▽

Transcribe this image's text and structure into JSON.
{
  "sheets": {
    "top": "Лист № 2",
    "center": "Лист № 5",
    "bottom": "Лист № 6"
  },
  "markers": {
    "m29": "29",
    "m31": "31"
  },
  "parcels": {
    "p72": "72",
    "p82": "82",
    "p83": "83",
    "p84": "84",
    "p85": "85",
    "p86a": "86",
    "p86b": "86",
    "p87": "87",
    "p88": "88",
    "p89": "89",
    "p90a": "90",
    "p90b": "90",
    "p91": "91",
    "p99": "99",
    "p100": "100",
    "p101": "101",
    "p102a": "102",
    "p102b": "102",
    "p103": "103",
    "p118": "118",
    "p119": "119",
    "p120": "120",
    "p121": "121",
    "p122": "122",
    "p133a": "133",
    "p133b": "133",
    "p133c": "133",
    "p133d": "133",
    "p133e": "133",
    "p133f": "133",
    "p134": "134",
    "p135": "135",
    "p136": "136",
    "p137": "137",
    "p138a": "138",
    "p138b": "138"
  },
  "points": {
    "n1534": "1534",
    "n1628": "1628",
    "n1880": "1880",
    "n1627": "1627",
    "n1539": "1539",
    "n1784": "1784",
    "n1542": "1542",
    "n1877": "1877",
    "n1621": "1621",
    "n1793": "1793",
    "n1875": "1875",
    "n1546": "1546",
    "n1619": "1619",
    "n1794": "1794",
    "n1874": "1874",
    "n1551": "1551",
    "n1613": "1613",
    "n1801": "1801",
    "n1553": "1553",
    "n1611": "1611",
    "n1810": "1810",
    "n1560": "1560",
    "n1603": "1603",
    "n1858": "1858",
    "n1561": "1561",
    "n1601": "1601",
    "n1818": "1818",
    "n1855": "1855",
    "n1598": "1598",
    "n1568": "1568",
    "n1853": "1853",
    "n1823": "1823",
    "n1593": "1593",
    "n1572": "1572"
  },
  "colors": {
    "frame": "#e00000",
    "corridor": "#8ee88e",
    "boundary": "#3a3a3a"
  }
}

△

Show the lines of the material that contain the word "Лист".

## Exercise output
    "top": "Лист № 2",
    "center": "Лист № 5",
    "bottom": "Лист № 6"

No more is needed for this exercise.